INSTRUCTIONS FOR THE TASK:
Wherever the string "Precauzioni" appears in the listing, copy that line.

DATA FOR THIS TASK:
------------------------------

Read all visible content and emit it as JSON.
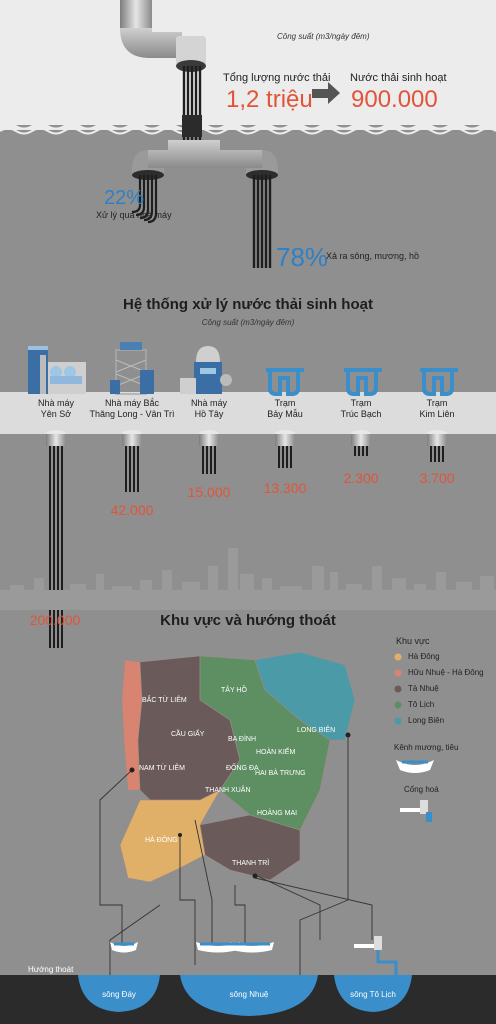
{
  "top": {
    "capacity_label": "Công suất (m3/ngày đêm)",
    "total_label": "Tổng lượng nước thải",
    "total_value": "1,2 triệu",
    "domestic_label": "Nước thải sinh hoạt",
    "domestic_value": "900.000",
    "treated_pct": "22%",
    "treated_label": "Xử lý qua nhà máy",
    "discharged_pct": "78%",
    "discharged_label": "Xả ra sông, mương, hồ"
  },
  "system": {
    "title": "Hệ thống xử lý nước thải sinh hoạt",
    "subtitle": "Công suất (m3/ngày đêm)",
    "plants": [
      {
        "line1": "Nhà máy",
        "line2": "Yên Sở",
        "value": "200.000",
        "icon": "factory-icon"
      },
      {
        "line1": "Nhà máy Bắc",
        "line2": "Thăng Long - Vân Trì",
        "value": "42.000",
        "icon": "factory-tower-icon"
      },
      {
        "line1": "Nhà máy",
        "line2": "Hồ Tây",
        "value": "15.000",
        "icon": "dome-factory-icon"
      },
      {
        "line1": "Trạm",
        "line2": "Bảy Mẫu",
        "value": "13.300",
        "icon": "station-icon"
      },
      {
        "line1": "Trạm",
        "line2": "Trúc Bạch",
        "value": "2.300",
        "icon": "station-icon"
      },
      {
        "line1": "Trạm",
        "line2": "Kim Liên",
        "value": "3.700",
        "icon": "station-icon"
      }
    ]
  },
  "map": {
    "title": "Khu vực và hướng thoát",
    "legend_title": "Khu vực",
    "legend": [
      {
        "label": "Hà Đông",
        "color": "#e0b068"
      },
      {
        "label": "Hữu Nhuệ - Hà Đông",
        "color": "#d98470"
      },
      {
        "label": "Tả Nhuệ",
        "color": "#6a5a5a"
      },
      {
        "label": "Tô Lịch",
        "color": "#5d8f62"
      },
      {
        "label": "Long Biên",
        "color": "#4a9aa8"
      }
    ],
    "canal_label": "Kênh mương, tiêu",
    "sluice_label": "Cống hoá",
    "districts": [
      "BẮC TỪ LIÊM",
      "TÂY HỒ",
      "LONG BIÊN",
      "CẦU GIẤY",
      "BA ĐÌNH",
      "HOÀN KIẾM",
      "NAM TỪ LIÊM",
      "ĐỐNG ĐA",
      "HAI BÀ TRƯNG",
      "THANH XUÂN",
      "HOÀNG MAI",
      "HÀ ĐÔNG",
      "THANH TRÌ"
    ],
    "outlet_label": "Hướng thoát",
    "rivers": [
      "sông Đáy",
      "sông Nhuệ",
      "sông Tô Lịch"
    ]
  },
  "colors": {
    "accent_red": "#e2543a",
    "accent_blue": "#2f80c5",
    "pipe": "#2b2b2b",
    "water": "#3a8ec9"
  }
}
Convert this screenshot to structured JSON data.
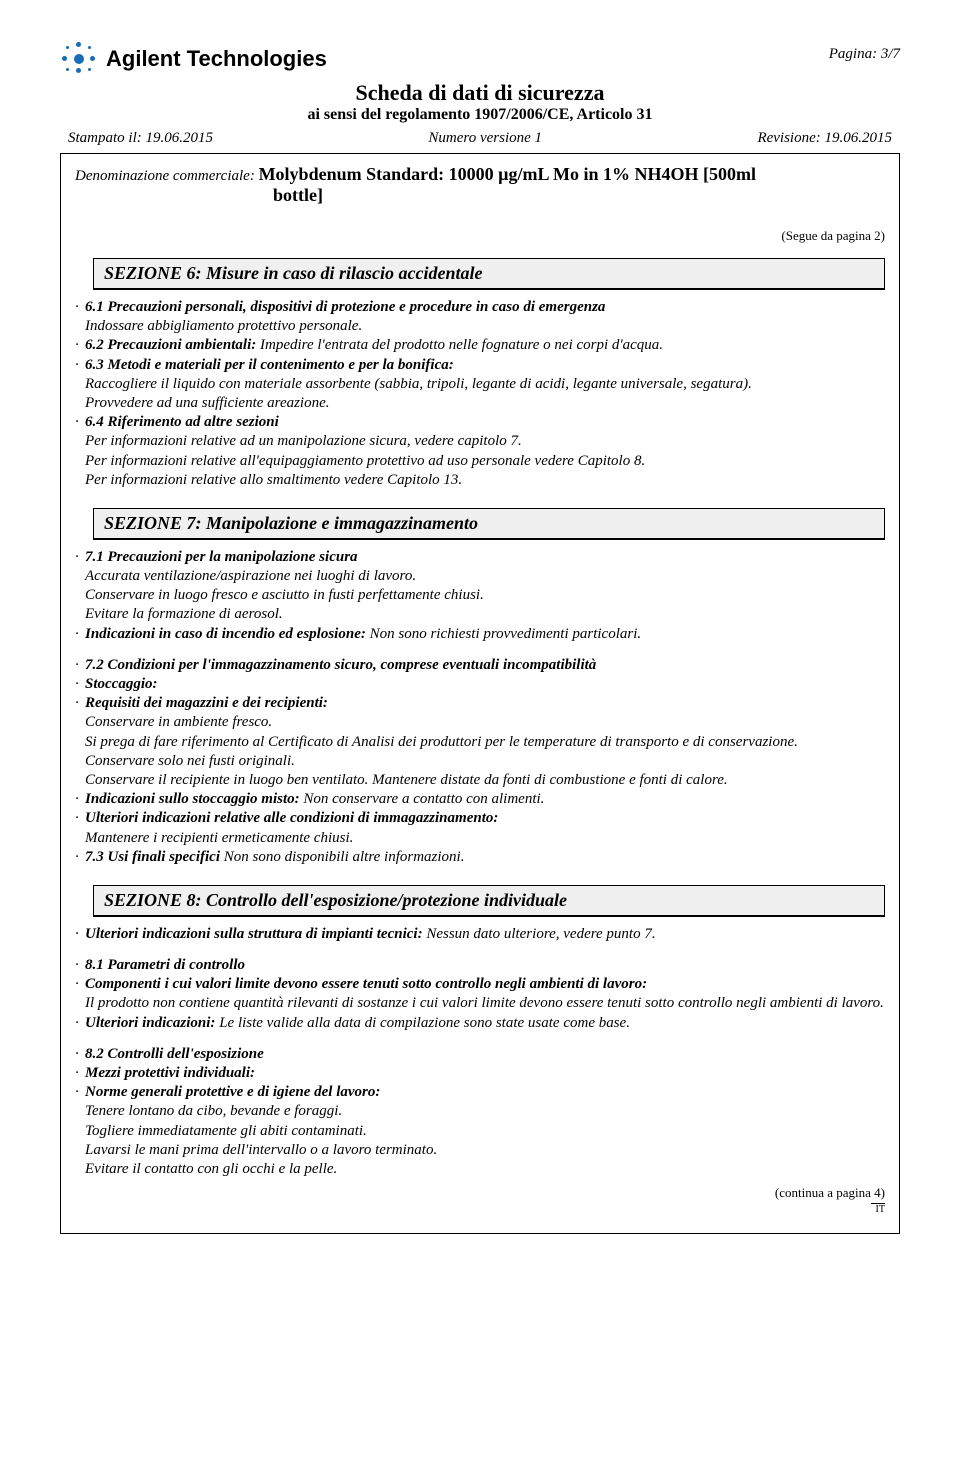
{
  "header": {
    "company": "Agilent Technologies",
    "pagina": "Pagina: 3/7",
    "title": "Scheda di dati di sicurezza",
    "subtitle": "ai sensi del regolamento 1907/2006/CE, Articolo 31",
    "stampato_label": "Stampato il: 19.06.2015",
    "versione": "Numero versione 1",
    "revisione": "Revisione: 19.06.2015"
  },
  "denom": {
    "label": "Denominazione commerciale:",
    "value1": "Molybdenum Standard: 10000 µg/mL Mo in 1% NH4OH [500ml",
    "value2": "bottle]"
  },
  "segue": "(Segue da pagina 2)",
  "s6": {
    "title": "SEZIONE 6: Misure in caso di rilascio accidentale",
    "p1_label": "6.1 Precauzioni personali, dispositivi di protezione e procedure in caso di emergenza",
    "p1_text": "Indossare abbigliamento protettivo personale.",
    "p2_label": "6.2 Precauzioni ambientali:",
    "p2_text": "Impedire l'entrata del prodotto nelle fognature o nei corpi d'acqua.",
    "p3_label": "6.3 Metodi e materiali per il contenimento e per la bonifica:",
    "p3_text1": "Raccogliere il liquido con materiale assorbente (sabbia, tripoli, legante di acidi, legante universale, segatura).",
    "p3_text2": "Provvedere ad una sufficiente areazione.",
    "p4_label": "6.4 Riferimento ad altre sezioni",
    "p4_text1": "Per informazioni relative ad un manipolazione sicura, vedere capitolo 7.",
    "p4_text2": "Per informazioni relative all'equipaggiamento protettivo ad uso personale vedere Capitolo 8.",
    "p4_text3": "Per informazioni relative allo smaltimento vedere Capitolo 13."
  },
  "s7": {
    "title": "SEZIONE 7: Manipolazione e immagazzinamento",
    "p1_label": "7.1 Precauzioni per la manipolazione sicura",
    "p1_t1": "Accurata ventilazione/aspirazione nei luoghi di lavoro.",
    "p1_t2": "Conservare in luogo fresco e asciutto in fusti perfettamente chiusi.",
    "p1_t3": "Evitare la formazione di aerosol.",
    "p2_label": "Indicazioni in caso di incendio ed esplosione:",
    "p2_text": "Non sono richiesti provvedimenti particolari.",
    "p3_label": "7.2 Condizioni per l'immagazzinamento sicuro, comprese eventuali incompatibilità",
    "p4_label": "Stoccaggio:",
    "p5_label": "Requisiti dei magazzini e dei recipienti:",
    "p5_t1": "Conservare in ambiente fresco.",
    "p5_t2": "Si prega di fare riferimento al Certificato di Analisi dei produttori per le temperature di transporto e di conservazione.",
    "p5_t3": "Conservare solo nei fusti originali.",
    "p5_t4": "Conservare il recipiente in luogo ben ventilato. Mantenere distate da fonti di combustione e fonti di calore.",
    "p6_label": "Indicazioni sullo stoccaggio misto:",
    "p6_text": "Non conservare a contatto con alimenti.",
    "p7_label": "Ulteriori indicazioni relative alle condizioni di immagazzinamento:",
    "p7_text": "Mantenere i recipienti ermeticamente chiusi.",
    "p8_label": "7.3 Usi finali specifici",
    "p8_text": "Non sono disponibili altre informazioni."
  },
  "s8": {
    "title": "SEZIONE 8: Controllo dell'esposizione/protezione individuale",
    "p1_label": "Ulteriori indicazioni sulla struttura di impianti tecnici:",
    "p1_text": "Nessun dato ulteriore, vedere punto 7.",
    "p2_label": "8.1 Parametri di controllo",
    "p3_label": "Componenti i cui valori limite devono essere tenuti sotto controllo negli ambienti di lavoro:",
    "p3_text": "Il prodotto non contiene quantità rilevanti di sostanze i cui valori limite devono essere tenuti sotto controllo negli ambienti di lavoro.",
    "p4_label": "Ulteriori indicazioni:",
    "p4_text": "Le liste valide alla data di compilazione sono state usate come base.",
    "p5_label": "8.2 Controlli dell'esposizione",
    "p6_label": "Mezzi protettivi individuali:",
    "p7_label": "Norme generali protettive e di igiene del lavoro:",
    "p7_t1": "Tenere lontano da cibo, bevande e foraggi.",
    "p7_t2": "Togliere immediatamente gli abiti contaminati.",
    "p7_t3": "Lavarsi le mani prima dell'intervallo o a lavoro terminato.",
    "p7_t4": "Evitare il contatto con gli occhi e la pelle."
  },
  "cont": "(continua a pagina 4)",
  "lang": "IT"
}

------------------------------

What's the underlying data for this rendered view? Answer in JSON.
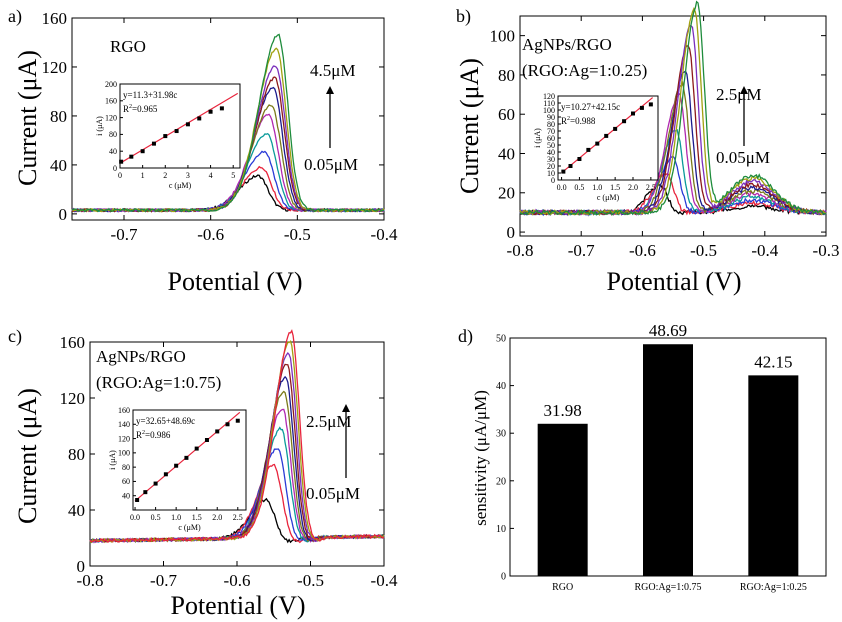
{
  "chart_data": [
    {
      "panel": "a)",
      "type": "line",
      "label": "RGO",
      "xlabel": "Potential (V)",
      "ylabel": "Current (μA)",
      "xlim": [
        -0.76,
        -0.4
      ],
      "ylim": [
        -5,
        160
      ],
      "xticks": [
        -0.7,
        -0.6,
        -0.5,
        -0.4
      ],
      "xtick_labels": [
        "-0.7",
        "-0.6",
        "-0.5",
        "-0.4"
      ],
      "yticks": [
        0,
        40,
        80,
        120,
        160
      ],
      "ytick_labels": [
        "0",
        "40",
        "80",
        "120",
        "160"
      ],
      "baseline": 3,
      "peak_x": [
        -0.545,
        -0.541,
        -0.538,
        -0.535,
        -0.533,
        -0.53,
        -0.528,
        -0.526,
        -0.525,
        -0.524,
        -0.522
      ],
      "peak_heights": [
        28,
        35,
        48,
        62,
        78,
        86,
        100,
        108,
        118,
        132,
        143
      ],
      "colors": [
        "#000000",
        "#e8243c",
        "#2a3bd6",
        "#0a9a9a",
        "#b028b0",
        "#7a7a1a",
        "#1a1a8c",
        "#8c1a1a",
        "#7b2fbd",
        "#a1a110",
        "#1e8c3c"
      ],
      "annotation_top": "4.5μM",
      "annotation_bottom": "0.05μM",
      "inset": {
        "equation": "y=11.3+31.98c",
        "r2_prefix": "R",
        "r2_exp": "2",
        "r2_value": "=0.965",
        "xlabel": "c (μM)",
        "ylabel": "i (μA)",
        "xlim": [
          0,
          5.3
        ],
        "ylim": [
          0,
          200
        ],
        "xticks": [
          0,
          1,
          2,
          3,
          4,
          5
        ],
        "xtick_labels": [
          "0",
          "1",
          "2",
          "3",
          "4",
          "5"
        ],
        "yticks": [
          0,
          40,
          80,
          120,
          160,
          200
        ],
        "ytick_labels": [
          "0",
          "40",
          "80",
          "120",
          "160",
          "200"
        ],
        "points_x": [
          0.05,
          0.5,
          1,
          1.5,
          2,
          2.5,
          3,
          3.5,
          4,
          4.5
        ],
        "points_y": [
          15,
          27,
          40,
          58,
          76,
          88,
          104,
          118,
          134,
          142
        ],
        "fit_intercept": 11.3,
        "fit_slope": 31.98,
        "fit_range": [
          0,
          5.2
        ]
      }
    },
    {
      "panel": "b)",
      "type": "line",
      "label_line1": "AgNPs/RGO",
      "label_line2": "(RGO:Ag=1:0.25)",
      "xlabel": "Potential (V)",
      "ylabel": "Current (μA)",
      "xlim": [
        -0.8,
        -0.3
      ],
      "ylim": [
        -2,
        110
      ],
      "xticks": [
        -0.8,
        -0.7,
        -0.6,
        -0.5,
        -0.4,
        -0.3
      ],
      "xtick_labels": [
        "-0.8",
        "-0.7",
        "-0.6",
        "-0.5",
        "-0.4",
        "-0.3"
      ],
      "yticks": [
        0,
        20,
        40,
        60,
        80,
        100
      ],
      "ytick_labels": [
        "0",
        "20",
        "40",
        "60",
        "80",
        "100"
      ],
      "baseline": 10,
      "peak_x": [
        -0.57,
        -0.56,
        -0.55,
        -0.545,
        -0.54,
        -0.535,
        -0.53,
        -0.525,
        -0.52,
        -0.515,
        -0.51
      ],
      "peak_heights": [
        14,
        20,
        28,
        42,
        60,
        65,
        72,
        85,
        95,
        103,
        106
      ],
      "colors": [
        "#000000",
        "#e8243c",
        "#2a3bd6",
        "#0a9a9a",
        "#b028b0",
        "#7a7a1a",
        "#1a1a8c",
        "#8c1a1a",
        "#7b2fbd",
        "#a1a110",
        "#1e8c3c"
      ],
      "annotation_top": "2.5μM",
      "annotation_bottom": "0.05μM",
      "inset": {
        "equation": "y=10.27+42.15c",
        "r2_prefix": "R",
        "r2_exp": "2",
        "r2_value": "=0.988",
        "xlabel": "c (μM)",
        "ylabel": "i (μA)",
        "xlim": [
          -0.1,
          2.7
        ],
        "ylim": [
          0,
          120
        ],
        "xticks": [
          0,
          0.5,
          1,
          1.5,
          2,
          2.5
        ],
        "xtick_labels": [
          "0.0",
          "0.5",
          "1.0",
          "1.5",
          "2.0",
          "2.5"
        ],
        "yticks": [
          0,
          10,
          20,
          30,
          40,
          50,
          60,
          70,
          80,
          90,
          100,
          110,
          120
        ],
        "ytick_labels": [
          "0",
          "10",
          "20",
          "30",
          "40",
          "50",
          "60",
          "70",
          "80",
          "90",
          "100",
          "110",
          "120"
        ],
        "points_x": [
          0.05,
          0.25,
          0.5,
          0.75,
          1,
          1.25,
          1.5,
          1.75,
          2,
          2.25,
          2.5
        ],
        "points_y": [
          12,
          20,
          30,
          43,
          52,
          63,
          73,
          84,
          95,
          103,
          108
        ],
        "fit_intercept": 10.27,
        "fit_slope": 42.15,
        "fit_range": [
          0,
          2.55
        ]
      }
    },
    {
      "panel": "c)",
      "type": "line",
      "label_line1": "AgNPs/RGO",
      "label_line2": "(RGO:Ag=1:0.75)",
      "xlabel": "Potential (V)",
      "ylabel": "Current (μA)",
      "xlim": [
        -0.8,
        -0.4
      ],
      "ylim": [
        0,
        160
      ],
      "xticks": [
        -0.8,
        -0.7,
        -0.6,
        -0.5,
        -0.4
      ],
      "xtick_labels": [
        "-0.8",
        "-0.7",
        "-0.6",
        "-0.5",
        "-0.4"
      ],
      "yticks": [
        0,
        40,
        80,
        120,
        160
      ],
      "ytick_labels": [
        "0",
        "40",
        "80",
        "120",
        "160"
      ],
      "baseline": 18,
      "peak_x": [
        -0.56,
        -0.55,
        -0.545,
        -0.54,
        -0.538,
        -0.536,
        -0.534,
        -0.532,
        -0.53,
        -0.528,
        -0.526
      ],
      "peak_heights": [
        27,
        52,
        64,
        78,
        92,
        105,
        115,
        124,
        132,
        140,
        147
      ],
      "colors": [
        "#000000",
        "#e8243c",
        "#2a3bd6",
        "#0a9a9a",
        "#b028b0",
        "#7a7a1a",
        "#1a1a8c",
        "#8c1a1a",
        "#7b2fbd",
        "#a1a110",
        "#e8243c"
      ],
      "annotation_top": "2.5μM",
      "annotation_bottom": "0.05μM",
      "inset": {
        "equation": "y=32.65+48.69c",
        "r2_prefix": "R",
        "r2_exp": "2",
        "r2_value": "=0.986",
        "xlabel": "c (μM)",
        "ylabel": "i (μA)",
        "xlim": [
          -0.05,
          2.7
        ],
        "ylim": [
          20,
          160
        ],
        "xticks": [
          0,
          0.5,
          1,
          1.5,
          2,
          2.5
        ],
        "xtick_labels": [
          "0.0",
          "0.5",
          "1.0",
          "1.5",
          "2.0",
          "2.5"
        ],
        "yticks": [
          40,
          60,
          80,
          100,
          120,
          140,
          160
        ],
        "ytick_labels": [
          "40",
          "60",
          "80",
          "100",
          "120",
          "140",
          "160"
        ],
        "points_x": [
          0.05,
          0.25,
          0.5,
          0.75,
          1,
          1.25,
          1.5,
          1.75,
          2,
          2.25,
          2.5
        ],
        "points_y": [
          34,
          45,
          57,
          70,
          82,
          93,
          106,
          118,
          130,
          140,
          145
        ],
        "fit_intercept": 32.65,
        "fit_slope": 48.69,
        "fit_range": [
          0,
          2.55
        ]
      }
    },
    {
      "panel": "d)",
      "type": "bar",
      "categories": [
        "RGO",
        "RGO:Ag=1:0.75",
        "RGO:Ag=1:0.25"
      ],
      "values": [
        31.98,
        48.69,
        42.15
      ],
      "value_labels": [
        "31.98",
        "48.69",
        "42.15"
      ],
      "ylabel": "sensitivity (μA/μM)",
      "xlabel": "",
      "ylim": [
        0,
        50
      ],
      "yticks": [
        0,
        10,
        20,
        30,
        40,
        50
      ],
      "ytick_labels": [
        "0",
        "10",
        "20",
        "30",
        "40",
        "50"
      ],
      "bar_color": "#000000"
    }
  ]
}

------------------------------

THE RESULT:
    "p1_label": "6.1 Precauzioni personali, dispositivi di protezione e procedure in caso di emergenza",
    "p2_label": "6.2 Precauzioni ambientali:",
    "p1_label": "7.1 Precauzioni per la manipolazione sicura",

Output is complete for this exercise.